▶ [Data entries]

━━━━━━━━

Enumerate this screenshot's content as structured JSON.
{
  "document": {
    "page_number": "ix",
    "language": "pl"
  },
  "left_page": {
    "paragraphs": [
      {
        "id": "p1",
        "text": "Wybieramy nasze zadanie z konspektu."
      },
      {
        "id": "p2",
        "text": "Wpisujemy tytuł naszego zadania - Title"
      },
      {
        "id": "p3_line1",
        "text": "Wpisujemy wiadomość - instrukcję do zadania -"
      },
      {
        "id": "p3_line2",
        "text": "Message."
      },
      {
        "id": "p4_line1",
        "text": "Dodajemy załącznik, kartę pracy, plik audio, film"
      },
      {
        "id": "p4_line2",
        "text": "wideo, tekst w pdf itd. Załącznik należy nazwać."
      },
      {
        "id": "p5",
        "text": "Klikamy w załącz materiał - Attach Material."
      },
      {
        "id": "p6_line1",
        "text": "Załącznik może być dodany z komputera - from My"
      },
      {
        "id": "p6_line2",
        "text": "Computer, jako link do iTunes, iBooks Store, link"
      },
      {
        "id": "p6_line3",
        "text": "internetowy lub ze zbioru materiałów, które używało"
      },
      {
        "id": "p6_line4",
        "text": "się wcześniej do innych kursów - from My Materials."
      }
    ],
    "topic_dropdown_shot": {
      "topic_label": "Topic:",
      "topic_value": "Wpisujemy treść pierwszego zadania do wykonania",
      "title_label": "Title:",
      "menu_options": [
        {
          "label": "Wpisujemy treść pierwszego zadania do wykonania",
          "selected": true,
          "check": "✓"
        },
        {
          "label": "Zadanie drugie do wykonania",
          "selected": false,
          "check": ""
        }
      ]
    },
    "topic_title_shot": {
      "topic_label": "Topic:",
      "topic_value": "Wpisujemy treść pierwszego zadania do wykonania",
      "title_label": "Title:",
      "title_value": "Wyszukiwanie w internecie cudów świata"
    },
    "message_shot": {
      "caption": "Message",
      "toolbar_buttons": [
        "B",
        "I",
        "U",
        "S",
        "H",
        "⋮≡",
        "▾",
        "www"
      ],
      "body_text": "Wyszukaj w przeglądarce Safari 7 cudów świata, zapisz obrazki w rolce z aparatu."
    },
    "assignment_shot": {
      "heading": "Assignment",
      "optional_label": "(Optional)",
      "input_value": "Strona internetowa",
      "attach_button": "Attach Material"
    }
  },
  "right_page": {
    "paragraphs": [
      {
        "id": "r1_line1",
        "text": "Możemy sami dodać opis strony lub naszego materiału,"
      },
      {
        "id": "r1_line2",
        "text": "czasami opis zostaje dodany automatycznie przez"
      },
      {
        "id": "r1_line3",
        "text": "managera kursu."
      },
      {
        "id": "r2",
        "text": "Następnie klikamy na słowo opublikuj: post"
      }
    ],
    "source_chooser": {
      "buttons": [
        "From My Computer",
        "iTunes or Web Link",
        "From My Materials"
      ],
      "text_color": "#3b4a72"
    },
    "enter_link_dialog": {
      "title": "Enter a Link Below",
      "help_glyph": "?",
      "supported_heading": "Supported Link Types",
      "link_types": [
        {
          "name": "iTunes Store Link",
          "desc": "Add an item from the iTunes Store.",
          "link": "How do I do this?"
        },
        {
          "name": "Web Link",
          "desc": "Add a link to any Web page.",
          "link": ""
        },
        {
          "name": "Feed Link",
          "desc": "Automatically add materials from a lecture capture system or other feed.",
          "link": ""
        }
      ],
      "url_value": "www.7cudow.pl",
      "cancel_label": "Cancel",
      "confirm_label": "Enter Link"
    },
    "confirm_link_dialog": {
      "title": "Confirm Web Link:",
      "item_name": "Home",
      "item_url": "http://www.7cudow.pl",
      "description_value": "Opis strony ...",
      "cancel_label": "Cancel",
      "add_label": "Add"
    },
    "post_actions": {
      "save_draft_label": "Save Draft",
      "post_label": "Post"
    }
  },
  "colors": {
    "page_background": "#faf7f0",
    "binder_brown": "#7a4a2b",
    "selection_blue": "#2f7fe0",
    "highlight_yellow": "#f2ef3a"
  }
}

━━━━━━━━

Extract every line above that contains the word "wykonania".

      "topic_value": "Wpisujemy treść pierwszego zadania do wykonania",
          "label": "Wpisujemy treść pierwszego zadania do wykonania",
          "label": "Zadanie drugie do wykonania",
      "topic_value": "Wpisujemy treść pierwszego zadania do wykonania",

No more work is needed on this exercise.